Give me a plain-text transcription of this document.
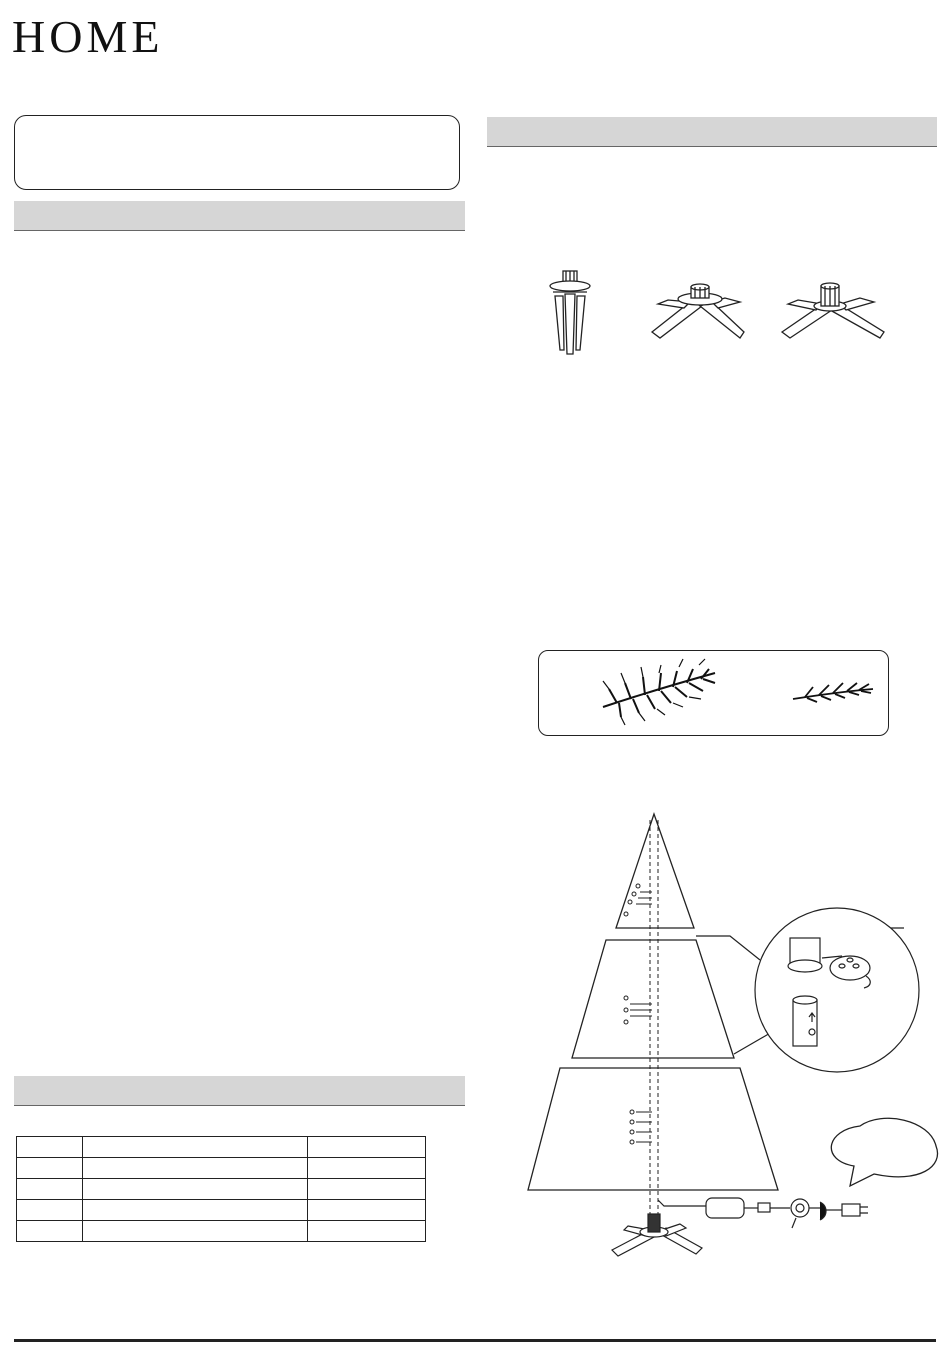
HOME
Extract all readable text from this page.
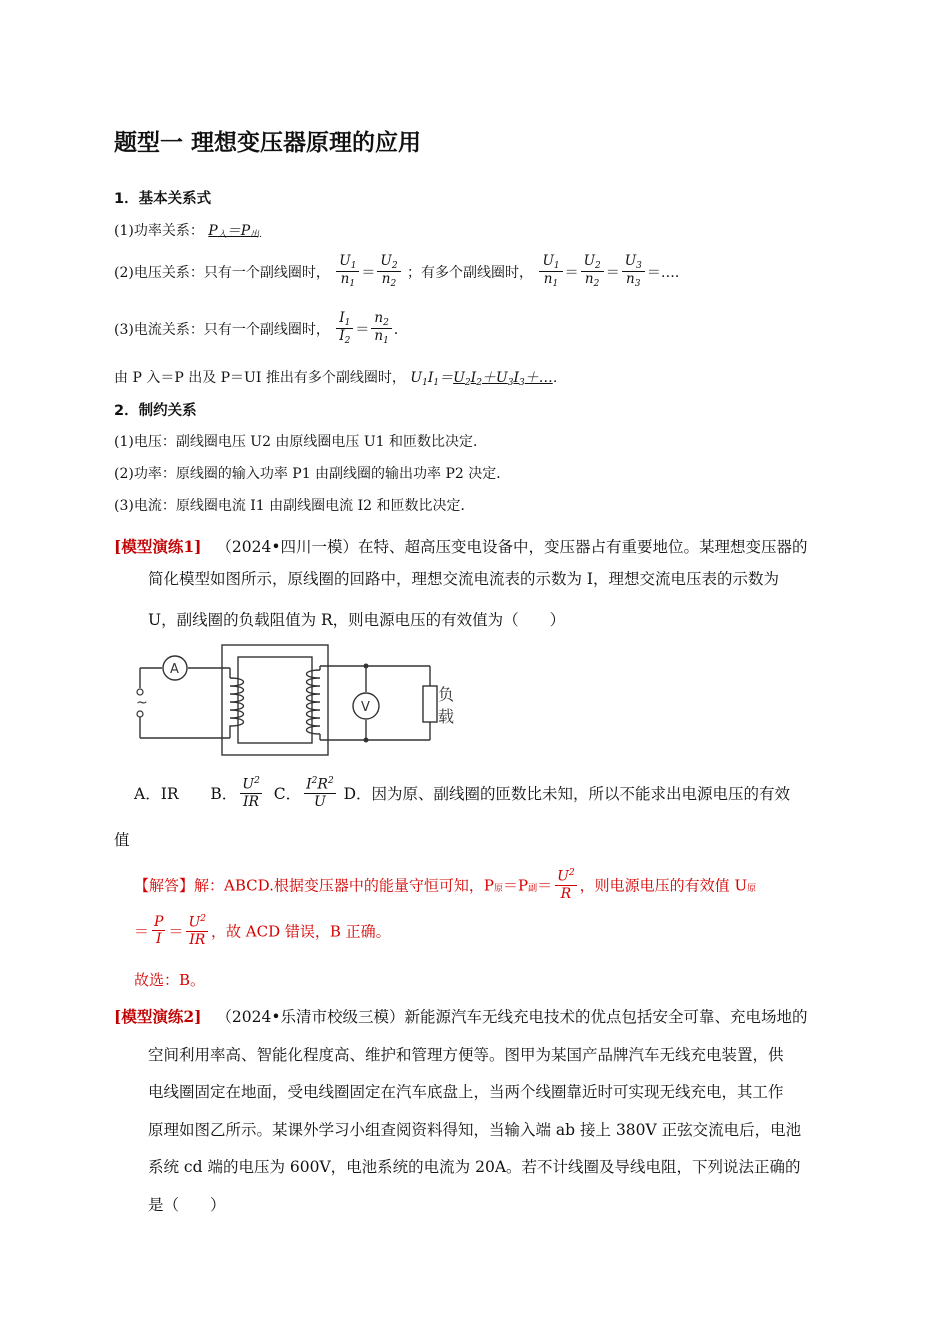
题型一 理想变压器原理的应用
1．基本关系式
(1)功率关系： P入＝P出.
(2)电压关系：只有一个副线圈时， $\frac{U_1}{n_1} = \frac{U_2}{n_2}$ ；有多个副线圈时， $\frac{U_1}{n_1} = \frac{U_2}{n_2} = \frac{U_3}{n_3}$ ＝…．
(3)电流关系：只有一个副线圈时， $\frac{I_1}{I_2} = \frac{n_2}{n_1}$ ．
由 P 入＝P 出及 P＝UI 推出有多个副线圈时， $U_1I_1=U_2I_2+U_3I_3+\dots$．
2．制约关系
(1)电压：副线圈电压 U2 由原线圈电压 U1 和匝数比决定．
(2)功率：原线圈的输入功率 P1 由副线圈的输出功率 P2 决定．
(3)电流：原线圈电流 I1 由副线圈电流 I2 和匝数比决定．
[模型演练1] （2024•四川一模）在特、超高压变电设备中，变压器占有重要地位。某理想变压器的
简化模型如图所示，原线圈的回路中，理想交流电流表的示数为 I，理想交流电压表的示数为
U，副线圈的负载阻值为 R，则电源电压的有效值为（　　）
~
A
V
负
载
A．IR B． $\frac{U^2}{IR}$ C． $\frac{I^2R^2}{U}$ D．因为原、副线圈的匝数比未知，所以不能求出电源电压的有效
值
【解答】解：ABCD.根据变压器中的能量守恒可知，P原＝P副＝ $\frac{U^2}{R}$ ，则电源电压的有效值 U原
＝ $\frac{P}{I} = \frac{U^2}{IR}$ ，故 ACD 错误，B 正确。
故选：B。
[模型演练2] （2024•乐清市校级三模）新能源汽车无线充电技术的优点包括安全可靠、充电场地的
空间利用率高、智能化程度高、维护和管理方便等。图甲为某国产品牌汽车无线充电装置，供
电线圈固定在地面，受电线圈固定在汽车底盘上，当两个线圈靠近时可实现无线充电，其工作
原理如图乙所示。某课外学习小组查阅资料得知，当输入端 ab 接上 380V 正弦交流电后，电池
系统 cd 端的电压为 600V，电池系统的电流为 20A。若不计线圈及导线电阻，下列说法正确的
是（　　）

• • • • •

GIVEN PROBLEM
Return every line holding the word "this" from the records.

FINISHED ANSWER
Give me a plain-text transcription of this document.
Extract all readable text from this page.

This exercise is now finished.